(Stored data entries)
%%

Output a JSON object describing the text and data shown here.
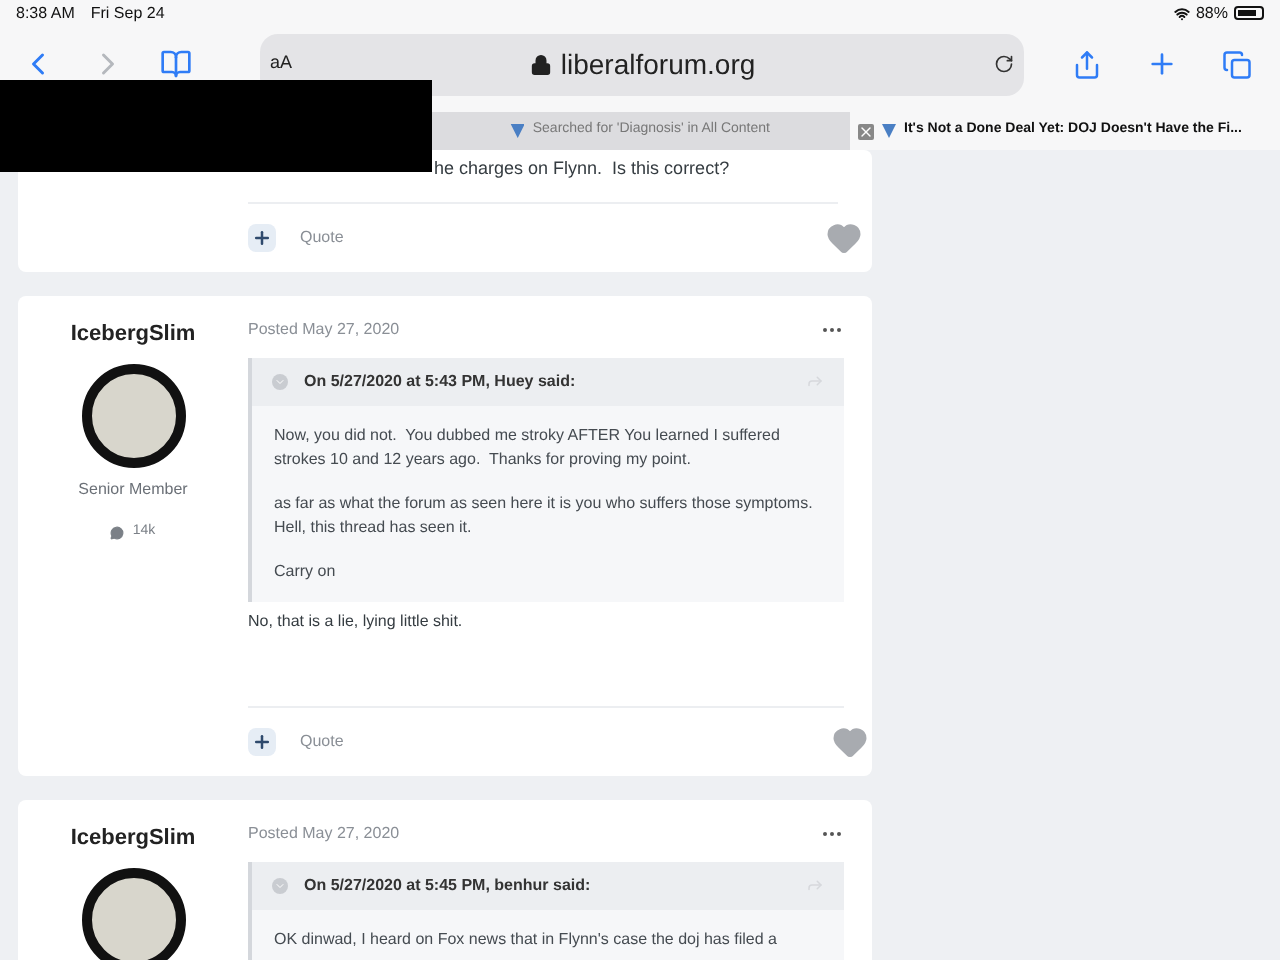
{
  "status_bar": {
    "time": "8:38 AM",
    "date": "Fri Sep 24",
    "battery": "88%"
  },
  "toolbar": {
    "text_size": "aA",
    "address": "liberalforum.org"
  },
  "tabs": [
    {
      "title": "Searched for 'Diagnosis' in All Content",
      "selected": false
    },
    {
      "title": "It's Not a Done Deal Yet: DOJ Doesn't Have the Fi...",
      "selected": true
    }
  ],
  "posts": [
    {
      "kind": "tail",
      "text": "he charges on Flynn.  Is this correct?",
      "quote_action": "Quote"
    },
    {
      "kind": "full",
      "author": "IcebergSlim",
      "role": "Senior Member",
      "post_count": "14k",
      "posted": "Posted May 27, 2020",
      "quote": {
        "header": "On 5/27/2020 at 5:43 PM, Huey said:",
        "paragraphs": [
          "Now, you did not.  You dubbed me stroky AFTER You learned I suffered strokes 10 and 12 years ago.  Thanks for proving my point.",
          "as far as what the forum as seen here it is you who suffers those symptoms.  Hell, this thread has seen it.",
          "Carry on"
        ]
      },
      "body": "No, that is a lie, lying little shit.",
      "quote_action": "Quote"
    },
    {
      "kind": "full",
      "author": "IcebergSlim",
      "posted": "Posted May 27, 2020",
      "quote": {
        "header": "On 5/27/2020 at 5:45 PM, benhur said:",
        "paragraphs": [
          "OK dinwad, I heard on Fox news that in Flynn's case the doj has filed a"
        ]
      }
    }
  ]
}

%%
%%

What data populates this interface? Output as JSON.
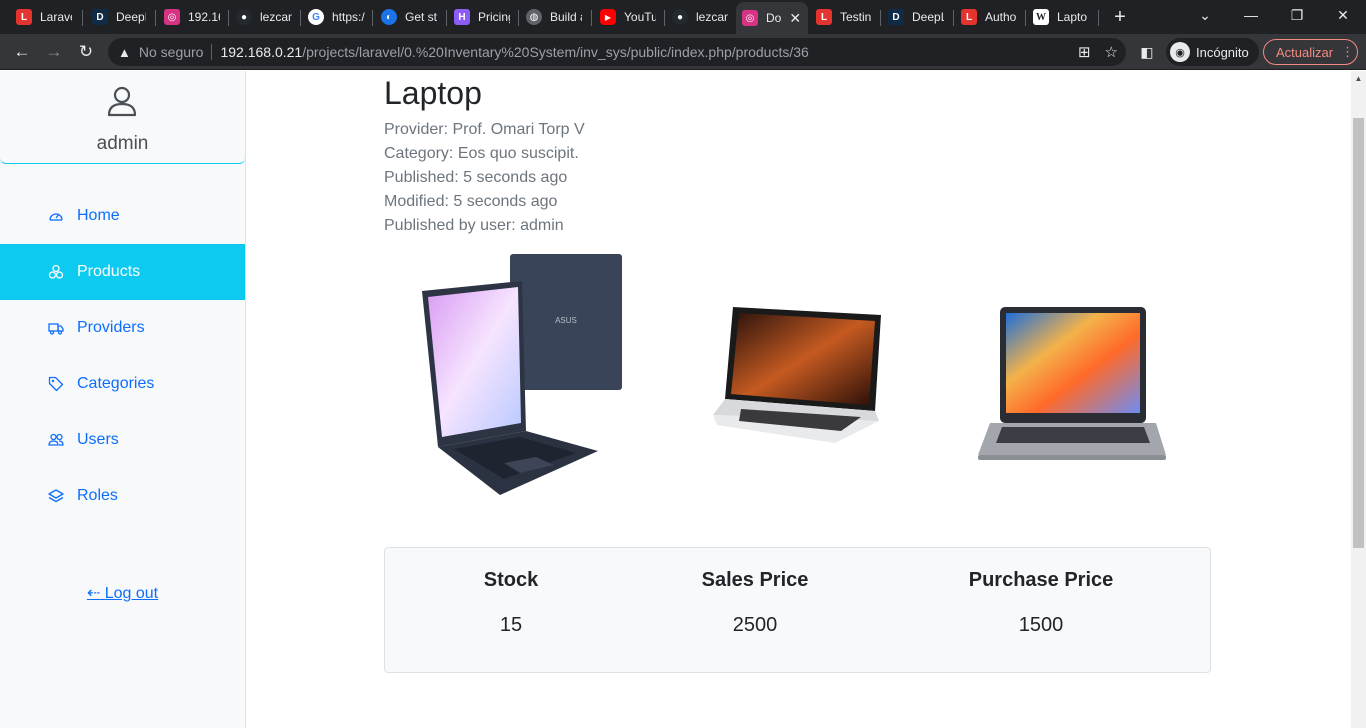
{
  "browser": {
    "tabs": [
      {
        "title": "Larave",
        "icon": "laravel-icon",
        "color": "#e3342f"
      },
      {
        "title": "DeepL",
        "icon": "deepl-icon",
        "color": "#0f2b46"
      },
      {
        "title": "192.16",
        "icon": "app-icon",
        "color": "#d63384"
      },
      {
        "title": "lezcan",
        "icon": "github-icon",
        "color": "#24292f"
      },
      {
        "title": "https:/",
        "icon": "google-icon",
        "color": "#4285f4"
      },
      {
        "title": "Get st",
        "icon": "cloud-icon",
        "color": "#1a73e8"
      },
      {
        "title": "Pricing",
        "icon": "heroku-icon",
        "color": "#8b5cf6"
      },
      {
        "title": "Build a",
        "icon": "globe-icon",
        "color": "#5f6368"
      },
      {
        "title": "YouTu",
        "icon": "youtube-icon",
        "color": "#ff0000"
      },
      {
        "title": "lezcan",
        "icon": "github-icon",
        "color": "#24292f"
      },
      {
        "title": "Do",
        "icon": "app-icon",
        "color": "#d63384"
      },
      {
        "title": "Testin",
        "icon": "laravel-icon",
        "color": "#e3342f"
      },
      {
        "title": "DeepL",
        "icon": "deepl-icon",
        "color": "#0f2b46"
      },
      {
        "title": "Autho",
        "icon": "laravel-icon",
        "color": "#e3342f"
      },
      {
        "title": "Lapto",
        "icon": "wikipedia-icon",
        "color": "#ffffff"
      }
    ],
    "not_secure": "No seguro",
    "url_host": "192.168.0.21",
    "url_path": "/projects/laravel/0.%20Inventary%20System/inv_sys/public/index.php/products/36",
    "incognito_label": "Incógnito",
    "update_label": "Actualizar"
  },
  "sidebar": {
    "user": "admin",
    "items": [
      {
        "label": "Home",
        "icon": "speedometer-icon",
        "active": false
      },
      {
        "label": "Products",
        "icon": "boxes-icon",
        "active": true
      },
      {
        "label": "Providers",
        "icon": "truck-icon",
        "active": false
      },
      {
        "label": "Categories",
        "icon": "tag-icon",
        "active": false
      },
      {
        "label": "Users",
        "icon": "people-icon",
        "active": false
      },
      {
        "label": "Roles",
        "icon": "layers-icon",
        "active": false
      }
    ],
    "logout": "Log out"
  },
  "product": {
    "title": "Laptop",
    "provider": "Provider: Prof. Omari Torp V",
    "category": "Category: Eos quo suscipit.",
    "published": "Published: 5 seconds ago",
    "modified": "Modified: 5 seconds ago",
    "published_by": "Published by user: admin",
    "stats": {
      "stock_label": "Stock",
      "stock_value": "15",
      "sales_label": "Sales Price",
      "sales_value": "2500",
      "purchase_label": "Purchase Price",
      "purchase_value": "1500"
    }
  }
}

%%

■ INSTRUCTIONS TO FOLLOW: Search the entries for "Output" and copy out each line that has it.

■ WORKED SOLUTION:
Output a JSON object describing the text and data shown here.
What data populates this interface? Output as JSON.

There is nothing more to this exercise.